▽
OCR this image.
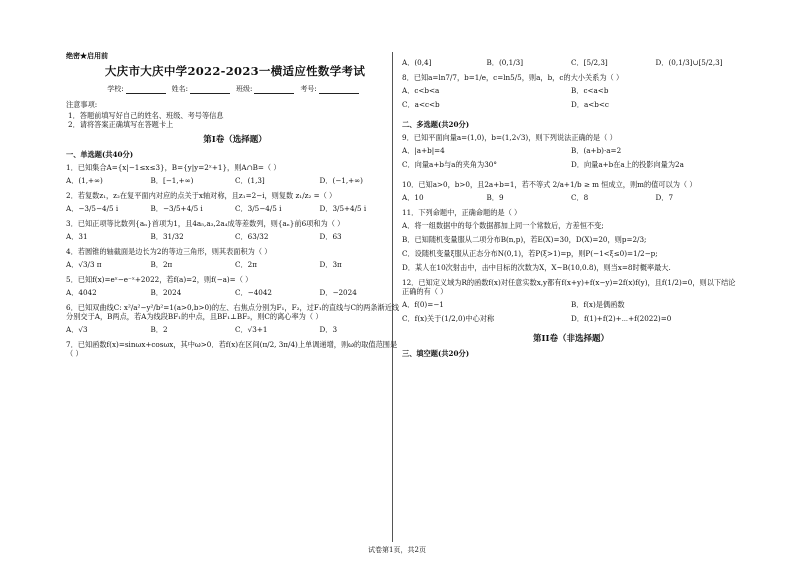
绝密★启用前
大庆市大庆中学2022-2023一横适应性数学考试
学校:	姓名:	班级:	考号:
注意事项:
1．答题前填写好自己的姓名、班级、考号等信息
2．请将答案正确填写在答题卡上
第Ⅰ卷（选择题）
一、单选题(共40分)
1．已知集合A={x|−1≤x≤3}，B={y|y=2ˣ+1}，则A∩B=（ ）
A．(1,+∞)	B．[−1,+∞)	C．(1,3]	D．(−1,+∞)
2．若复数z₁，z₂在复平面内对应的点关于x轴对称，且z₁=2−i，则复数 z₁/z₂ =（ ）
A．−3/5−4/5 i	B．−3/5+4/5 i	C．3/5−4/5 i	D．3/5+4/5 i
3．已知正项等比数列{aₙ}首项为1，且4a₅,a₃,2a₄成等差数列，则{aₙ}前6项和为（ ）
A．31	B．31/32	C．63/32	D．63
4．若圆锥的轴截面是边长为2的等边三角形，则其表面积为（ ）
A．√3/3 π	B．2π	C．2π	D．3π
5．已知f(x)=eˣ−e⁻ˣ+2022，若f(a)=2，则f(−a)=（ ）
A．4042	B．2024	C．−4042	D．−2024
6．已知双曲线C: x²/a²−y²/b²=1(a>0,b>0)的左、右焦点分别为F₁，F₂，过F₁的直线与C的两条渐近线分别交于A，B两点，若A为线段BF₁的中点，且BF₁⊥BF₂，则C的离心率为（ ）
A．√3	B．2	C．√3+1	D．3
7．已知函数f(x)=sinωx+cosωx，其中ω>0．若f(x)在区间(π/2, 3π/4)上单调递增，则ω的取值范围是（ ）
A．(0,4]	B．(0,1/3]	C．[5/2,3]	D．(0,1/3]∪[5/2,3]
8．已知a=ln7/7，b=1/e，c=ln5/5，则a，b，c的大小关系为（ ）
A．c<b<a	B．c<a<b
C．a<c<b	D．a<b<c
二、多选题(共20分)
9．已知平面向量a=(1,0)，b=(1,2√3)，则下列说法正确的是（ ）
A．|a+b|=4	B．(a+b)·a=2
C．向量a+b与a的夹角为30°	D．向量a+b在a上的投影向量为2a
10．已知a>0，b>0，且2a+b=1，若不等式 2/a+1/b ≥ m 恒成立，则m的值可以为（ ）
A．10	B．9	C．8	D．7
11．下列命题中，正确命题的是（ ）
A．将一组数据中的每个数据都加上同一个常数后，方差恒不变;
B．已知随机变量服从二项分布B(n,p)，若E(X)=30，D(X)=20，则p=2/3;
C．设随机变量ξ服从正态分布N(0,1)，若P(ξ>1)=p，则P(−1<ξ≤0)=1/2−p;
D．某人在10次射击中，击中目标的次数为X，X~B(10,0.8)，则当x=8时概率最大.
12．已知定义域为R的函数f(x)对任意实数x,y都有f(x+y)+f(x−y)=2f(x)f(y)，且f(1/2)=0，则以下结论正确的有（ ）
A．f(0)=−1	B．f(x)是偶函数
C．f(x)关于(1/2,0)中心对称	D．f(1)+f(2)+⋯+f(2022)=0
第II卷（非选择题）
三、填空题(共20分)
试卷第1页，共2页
△
▽
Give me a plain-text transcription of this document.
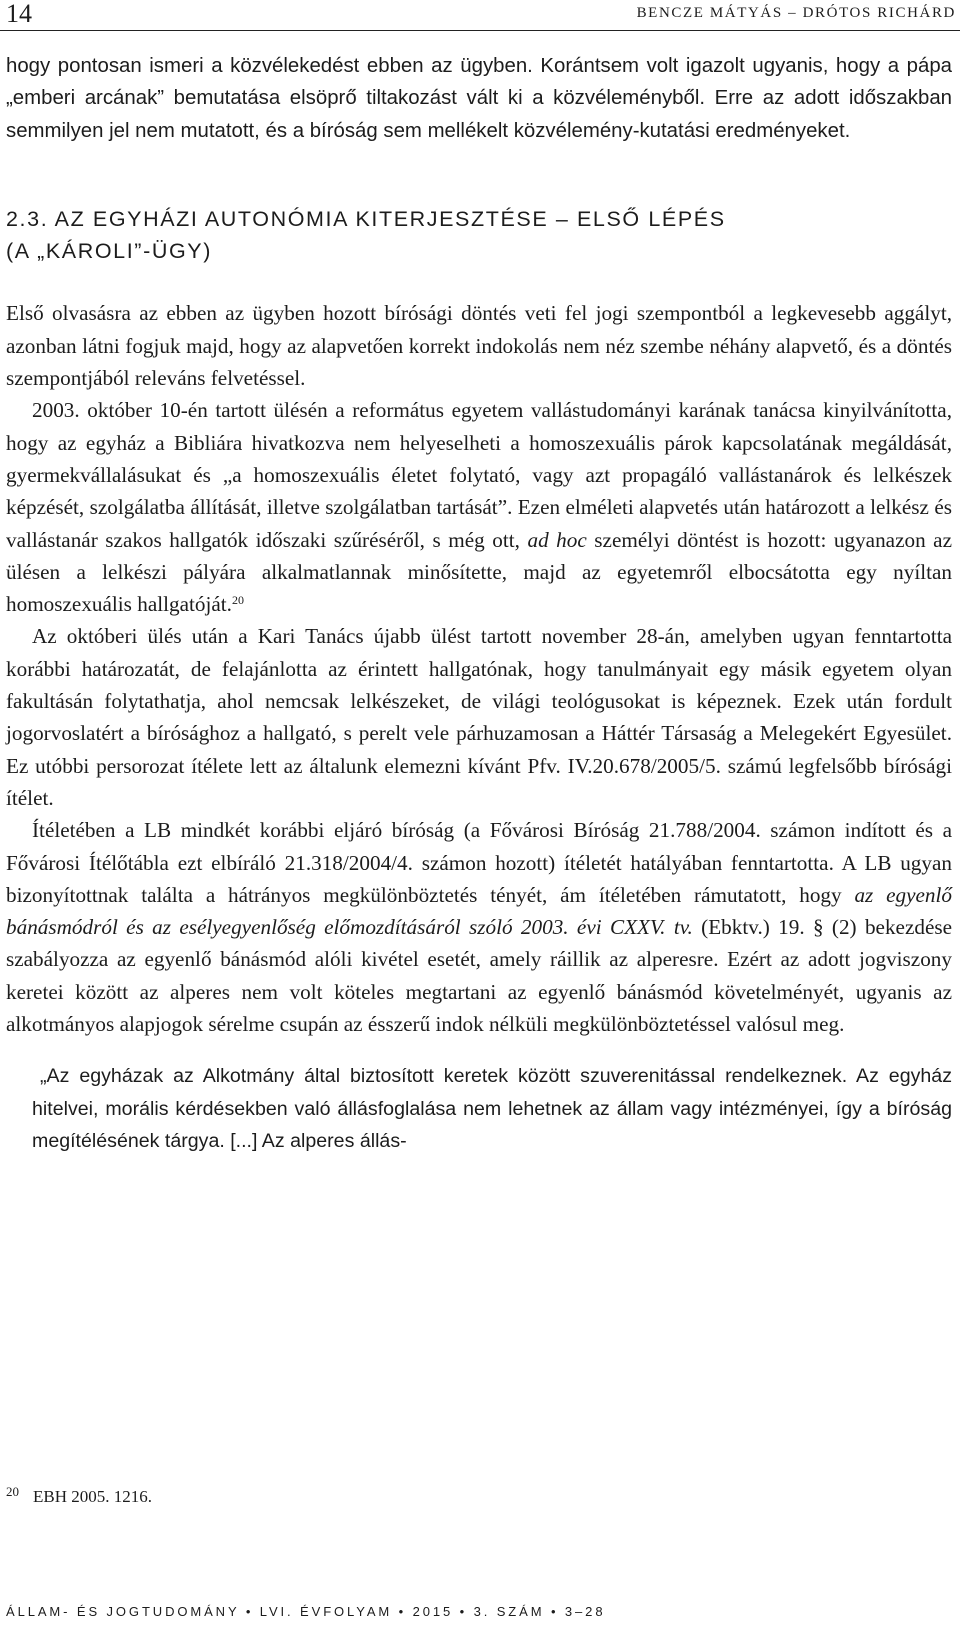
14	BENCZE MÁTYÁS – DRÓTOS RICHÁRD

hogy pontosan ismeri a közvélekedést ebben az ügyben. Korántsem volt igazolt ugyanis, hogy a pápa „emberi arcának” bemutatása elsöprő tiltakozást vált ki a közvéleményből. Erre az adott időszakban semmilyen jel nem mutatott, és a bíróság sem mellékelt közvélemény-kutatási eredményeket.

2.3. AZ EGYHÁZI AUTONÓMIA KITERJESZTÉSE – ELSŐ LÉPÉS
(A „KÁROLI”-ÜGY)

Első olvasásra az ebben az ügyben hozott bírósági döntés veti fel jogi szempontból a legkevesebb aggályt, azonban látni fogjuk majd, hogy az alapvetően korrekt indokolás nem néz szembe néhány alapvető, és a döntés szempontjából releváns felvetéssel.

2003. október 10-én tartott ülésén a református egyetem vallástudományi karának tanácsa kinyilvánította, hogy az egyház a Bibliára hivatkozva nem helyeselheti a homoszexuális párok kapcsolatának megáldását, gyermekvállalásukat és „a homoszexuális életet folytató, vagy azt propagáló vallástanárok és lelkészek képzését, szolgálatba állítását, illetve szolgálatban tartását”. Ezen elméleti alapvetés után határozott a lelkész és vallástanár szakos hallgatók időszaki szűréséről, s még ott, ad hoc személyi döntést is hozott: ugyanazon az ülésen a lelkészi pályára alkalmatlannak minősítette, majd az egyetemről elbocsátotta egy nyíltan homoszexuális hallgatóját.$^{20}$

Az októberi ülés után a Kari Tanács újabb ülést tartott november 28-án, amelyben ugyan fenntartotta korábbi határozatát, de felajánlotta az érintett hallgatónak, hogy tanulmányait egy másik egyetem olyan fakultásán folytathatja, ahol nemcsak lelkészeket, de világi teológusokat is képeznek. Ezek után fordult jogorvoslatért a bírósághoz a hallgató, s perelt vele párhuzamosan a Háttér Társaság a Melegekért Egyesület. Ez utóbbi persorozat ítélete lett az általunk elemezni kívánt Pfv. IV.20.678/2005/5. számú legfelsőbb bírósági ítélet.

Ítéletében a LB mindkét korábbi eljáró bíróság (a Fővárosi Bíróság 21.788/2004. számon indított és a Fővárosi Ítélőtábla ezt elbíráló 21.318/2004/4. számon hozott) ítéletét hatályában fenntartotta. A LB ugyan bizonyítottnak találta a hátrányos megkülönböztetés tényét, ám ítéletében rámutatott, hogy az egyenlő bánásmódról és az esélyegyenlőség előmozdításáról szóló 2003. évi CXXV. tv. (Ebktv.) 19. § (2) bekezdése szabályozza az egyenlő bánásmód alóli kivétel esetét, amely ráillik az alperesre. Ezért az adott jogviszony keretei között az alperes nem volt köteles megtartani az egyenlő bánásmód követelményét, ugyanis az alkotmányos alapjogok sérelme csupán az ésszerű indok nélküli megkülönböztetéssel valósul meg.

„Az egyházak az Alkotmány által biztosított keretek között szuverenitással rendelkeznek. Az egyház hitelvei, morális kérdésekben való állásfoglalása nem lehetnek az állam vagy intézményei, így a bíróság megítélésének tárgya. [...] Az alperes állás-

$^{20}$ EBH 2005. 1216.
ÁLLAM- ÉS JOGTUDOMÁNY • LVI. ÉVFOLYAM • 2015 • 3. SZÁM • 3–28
△
▽
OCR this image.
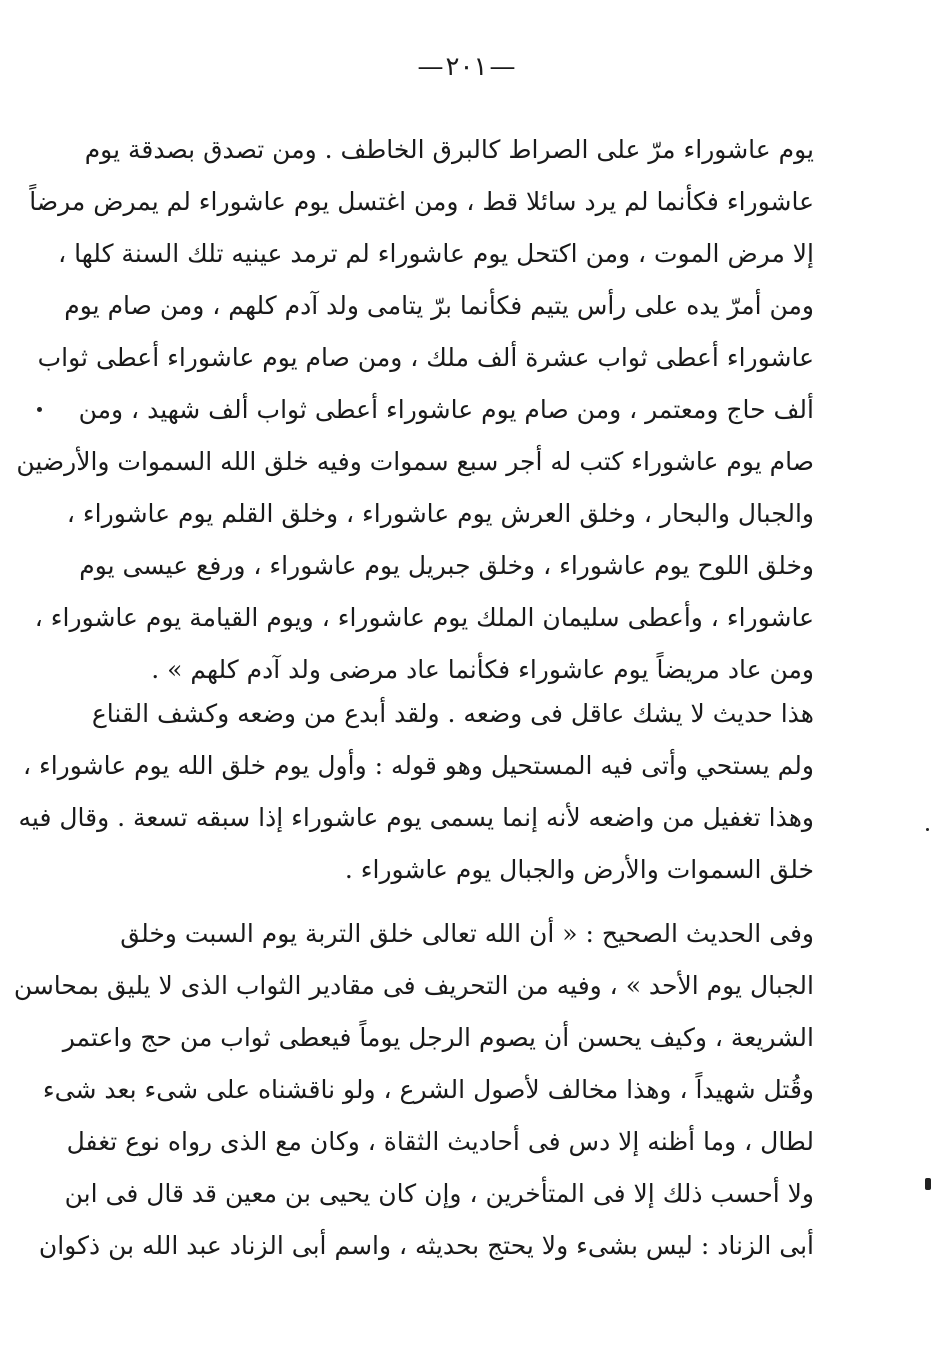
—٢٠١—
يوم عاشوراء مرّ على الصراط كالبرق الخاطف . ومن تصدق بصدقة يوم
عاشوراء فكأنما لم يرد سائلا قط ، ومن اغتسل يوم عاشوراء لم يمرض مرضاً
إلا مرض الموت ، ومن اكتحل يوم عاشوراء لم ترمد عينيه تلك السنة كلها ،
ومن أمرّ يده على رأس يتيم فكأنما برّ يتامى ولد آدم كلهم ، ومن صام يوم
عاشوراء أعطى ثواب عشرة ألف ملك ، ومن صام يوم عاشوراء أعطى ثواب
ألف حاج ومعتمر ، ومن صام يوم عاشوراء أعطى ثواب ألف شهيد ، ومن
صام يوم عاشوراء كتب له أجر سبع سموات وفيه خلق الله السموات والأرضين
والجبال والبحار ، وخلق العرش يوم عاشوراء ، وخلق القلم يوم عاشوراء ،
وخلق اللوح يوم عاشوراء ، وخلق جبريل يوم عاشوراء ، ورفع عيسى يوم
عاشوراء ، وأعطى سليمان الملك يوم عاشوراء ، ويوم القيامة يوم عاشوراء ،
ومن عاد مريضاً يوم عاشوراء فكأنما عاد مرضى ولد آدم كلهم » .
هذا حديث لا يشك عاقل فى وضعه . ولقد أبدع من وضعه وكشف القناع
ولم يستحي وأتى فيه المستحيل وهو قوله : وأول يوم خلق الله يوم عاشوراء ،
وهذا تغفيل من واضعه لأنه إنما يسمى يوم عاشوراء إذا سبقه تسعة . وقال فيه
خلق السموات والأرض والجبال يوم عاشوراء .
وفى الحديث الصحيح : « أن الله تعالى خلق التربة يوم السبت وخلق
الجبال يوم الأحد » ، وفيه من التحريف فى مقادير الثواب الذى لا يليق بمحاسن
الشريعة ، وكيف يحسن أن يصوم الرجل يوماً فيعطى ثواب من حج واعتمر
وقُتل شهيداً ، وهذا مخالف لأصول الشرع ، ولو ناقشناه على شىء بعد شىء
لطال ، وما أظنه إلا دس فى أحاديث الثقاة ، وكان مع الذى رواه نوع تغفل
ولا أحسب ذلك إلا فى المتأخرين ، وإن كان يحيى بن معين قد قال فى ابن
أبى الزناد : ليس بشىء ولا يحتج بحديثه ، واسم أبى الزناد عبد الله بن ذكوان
△
**Instruction**
Show all lines from the data above in which the word "الله" appears.

**Reply to the task**
صام يوم عاشوراء كتب له أجر سبع سموات وفيه خلق الله السموات والأرضين
ولم يستحي وأتى فيه المستحيل وهو قوله : وأول يوم خلق الله يوم عاشوراء ،
وفى الحديث الصحيح : « أن الله تعالى خلق التربة يوم السبت وخلق
أبى الزناد : ليس بشىء ولا يحتج بحديثه ، واسم أبى الزناد عبد الله بن ذكوان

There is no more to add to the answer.